• Input records:

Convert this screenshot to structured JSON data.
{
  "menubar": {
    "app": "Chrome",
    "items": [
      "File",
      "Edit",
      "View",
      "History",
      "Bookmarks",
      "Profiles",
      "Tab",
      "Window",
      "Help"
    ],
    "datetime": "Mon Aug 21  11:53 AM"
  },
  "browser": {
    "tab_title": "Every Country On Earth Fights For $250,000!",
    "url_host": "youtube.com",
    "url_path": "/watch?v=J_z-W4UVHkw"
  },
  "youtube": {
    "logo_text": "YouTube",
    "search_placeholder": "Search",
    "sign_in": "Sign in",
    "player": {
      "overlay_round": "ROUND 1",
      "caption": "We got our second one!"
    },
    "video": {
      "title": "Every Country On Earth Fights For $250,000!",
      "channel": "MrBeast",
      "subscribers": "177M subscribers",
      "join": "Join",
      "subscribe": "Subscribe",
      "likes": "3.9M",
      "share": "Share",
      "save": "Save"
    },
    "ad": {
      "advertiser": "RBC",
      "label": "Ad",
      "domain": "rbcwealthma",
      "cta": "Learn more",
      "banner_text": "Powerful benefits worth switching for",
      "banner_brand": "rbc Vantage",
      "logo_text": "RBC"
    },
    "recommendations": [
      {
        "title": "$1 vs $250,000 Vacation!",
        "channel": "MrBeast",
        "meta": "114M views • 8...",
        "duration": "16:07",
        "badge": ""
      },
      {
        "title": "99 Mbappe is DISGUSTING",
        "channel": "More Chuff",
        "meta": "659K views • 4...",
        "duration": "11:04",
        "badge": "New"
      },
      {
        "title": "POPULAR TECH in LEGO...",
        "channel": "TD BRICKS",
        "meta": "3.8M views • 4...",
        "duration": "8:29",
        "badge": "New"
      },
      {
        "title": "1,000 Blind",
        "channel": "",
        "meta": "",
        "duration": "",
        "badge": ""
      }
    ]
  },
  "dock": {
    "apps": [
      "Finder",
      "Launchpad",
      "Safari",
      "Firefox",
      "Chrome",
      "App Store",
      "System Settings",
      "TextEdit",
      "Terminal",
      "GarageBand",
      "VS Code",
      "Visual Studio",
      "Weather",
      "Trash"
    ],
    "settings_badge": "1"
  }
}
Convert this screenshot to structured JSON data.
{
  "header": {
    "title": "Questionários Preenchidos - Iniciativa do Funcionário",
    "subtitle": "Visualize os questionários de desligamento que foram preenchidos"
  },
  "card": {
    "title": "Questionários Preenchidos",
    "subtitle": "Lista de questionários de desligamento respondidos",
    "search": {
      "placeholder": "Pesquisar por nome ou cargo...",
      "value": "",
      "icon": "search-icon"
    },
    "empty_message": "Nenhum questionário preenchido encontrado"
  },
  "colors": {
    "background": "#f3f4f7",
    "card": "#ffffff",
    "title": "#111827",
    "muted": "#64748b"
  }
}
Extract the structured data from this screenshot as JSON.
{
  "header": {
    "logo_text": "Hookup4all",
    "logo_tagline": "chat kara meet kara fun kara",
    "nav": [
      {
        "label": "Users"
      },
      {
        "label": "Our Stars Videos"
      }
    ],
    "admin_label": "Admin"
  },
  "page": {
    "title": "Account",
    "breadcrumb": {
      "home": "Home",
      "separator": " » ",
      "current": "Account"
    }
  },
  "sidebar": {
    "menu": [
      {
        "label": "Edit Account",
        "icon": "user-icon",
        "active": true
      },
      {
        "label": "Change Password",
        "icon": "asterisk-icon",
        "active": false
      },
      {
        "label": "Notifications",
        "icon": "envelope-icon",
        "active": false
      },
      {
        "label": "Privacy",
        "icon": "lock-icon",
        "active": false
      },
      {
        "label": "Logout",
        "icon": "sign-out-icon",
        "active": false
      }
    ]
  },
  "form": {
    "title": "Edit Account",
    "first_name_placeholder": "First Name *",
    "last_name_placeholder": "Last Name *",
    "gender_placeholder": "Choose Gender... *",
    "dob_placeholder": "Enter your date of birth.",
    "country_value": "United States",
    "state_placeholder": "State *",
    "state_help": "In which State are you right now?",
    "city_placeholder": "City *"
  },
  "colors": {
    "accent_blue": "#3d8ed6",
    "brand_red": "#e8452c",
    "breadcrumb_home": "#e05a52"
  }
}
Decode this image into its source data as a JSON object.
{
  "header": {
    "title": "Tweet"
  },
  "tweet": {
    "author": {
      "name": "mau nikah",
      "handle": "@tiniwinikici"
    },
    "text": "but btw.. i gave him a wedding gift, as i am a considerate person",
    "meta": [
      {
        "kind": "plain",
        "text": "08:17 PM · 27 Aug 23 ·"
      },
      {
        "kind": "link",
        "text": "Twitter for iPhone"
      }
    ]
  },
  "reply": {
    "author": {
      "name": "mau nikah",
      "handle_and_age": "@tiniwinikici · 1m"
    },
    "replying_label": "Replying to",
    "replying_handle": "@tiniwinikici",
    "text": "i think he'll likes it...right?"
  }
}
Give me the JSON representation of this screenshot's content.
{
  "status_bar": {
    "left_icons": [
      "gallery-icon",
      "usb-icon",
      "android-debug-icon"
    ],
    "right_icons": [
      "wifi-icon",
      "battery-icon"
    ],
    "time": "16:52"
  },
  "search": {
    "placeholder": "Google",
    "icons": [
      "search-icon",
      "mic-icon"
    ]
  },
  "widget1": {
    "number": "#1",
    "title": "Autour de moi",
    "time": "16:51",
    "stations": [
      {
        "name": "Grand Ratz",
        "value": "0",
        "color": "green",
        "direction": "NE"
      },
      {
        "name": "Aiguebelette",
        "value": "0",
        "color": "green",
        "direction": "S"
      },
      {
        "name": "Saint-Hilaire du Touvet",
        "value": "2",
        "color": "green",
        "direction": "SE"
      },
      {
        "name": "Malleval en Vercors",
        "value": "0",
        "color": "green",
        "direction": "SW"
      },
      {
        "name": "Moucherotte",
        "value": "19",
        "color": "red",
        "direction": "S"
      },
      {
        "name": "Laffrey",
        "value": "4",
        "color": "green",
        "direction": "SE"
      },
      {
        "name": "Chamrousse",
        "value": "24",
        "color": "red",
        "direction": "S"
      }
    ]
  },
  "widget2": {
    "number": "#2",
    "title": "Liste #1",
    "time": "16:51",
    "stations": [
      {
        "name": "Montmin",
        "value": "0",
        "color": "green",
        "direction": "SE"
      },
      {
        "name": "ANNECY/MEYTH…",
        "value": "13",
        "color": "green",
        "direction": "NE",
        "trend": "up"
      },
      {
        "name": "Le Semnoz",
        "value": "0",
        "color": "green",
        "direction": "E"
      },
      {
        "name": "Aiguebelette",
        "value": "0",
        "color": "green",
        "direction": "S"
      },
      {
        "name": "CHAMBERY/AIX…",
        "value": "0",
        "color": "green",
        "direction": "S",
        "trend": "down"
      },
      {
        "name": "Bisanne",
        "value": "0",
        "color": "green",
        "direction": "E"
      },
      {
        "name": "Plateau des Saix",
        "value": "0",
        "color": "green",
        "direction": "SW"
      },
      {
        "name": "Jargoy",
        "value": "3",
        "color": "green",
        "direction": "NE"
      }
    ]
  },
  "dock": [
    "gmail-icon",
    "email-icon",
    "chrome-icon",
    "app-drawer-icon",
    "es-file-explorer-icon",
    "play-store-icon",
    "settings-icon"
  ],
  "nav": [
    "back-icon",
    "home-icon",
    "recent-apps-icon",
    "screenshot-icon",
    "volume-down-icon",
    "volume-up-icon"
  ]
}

• What is being asked:
Once more, set down the full listing, verbatim.

• Answer for this exercise:
Convert this screenshot to structured JSON data.
{
  "menubar": {
    "app": "Chrome",
    "items": [
      "File",
      "Edit",
      "View",
      "History",
      "Bookmarks",
      "Profiles",
      "Tab",
      "Window",
      "Help"
    ],
    "datetime": "Mon Aug 21  11:53 AM"
  },
  "browser": {
    "tab_title": "Every Country On Earth Fights For $250,000!",
    "url_host": "youtube.com",
    "url_path": "/watch?v=J_z-W4UVHkw"
  },
  "youtube": {
    "logo_text": "YouTube",
    "search_placeholder": "Search",
    "sign_in": "Sign in",
    "player": {
      "overlay_round": "ROUND 1",
      "caption": "We got our second one!"
    },
    "video": {
      "title": "Every Country On Earth Fights For $250,000!",
      "channel": "MrBeast",
      "subscribers": "177M subscribers",
      "join": "Join",
      "subscribe": "Subscribe",
      "likes": "3.9M",
      "share": "Share",
      "save": "Save"
    },
    "ad": {
      "advertiser": "RBC",
      "label": "Ad",
      "domain": "rbcwealthma",
      "cta": "Learn more",
      "banner_text": "Powerful benefits worth switching for",
      "banner_brand": "rbc Vantage",
      "logo_text": "RBC"
    },
    "recommendations": [
      {
        "title": "$1 vs $250,000 Vacation!",
        "channel": "MrBeast",
        "meta": "114M views • 8...",
        "duration": "16:07",
        "badge": ""
      },
      {
        "title": "99 Mbappe is DISGUSTING",
        "channel": "More Chuff",
        "meta": "659K views • 4...",
        "duration": "11:04",
        "badge": "New"
      },
      {
        "title": "POPULAR TECH in LEGO...",
        "channel": "TD BRICKS",
        "meta": "3.8M views • 4...",
        "duration": "8:29",
        "badge": "New"
      },
      {
        "title": "1,000 Blind",
        "channel": "",
        "meta": "",
        "duration": "",
        "badge": ""
      }
    ]
  },
  "dock": {
    "apps": [
      "Finder",
      "Launchpad",
      "Safari",
      "Firefox",
      "Chrome",
      "App Store",
      "System Settings",
      "TextEdit",
      "Terminal",
      "GarageBand",
      "VS Code",
      "Visual Studio",
      "Weather",
      "Trash"
    ],
    "settings_badge": "1"
  }
}
Convert this screenshot to structured JSON data.
{
  "header": {
    "title": "Questionários Preenchidos - Iniciativa do Funcionário",
    "subtitle": "Visualize os questionários de desligamento que foram preenchidos"
  },
  "card": {
    "title": "Questionários Preenchidos",
    "subtitle": "Lista de questionários de desligamento respondidos",
    "search": {
      "placeholder": "Pesquisar por nome ou cargo...",
      "value": "",
      "icon": "search-icon"
    },
    "empty_message": "Nenhum questionário preenchido encontrado"
  },
  "colors": {
    "background": "#f3f4f7",
    "card": "#ffffff",
    "title": "#111827",
    "muted": "#64748b"
  }
}
Extract the structured data from this screenshot as JSON.
{
  "header": {
    "logo_text": "Hookup4all",
    "logo_tagline": "chat kara meet kara fun kara",
    "nav": [
      {
        "label": "Users"
      },
      {
        "label": "Our Stars Videos"
      }
    ],
    "admin_label": "Admin"
  },
  "page": {
    "title": "Account",
    "breadcrumb": {
      "home": "Home",
      "separator": " » ",
      "current": "Account"
    }
  },
  "sidebar": {
    "menu": [
      {
        "label": "Edit Account",
        "icon": "user-icon",
        "active": true
      },
      {
        "label": "Change Password",
        "icon": "asterisk-icon",
        "active": false
      },
      {
        "label": "Notifications",
        "icon": "envelope-icon",
        "active": false
      },
      {
        "label": "Privacy",
        "icon": "lock-icon",
        "active": false
      },
      {
        "label": "Logout",
        "icon": "sign-out-icon",
        "active": false
      }
    ]
  },
  "form": {
    "title": "Edit Account",
    "first_name_placeholder": "First Name *",
    "last_name_placeholder": "Last Name *",
    "gender_placeholder": "Choose Gender... *",
    "dob_placeholder": "Enter your date of birth.",
    "country_value": "United States",
    "state_placeholder": "State *",
    "state_help": "In which State are you right now?",
    "city_placeholder": "City *"
  },
  "colors": {
    "accent_blue": "#3d8ed6",
    "brand_red": "#e8452c",
    "breadcrumb_home": "#e05a52"
  }
}
Decode this image into its source data as a JSON object.
{
  "header": {
    "title": "Tweet"
  },
  "tweet": {
    "author": {
      "name": "mau nikah",
      "handle": "@tiniwinikici"
    },
    "text": "but btw.. i gave him a wedding gift, as i am a considerate person",
    "meta": [
      {
        "kind": "plain",
        "text": "08:17 PM · 27 Aug 23 ·"
      },
      {
        "kind": "link",
        "text": "Twitter for iPhone"
      }
    ]
  },
  "reply": {
    "author": {
      "name": "mau nikah",
      "handle_and_age": "@tiniwinikici · 1m"
    },
    "replying_label": "Replying to",
    "replying_handle": "@tiniwinikici",
    "text": "i think he'll likes it...right?"
  }
}
Give me the JSON representation of this screenshot's content.
{
  "status_bar": {
    "left_icons": [
      "gallery-icon",
      "usb-icon",
      "android-debug-icon"
    ],
    "right_icons": [
      "wifi-icon",
      "battery-icon"
    ],
    "time": "16:52"
  },
  "search": {
    "placeholder": "Google",
    "icons": [
      "search-icon",
      "mic-icon"
    ]
  },
  "widget1": {
    "number": "#1",
    "title": "Autour de moi",
    "time": "16:51",
    "stations": [
      {
        "name": "Grand Ratz",
        "value": "0",
        "color": "green",
        "direction": "NE"
      },
      {
        "name": "Aiguebelette",
        "value": "0",
        "color": "green",
        "direction": "S"
      },
      {
        "name": "Saint-Hilaire du Touvet",
        "value": "2",
        "color": "green",
        "direction": "SE"
      },
      {
        "name": "Malleval en Vercors",
        "value": "0",
        "color": "green",
        "direction": "SW"
      },
      {
        "name": "Moucherotte",
        "value": "19",
        "color": "red",
        "direction": "S"
      },
      {
        "name": "Laffrey",
        "value": "4",
        "color": "green",
        "direction": "SE"
      },
      {
        "name": "Chamrousse",
        "value": "24",
        "color": "red",
        "direction": "S"
      }
    ]
  },
  "widget2": {
    "number": "#2",
    "title": "Liste #1",
    "time": "16:51",
    "stations": [
      {
        "name": "Montmin",
        "value": "0",
        "color": "green",
        "direction": "SE"
      },
      {
        "name": "ANNECY/MEYTH…",
        "value": "13",
        "color": "green",
        "direction": "NE",
        "trend": "up"
      },
      {
        "name": "Le Semnoz",
        "value": "0",
        "color": "green",
        "direction": "E"
      },
      {
        "name": "Aiguebelette",
        "value": "0",
        "color": "green",
        "direction": "S"
      },
      {
        "name": "CHAMBERY/AIX…",
        "value": "0",
        "color": "green",
        "direction": "S",
        "trend": "down"
      },
      {
        "name": "Bisanne",
        "value": "0",
        "color": "green",
        "direction": "E"
      },
      {
        "name": "Plateau des Saix",
        "value": "0",
        "color": "green",
        "direction": "SW"
      },
      {
        "name": "Jargoy",
        "value": "3",
        "color": "green",
        "direction": "NE"
      }
    ]
  },
  "dock": [
    "gmail-icon",
    "email-icon",
    "chrome-icon",
    "app-drawer-icon",
    "es-file-explorer-icon",
    "play-store-icon",
    "settings-icon"
  ],
  "nav": [
    "back-icon",
    "home-icon",
    "recent-apps-icon",
    "screenshot-icon",
    "volume-down-icon",
    "volume-up-icon"
  ]
}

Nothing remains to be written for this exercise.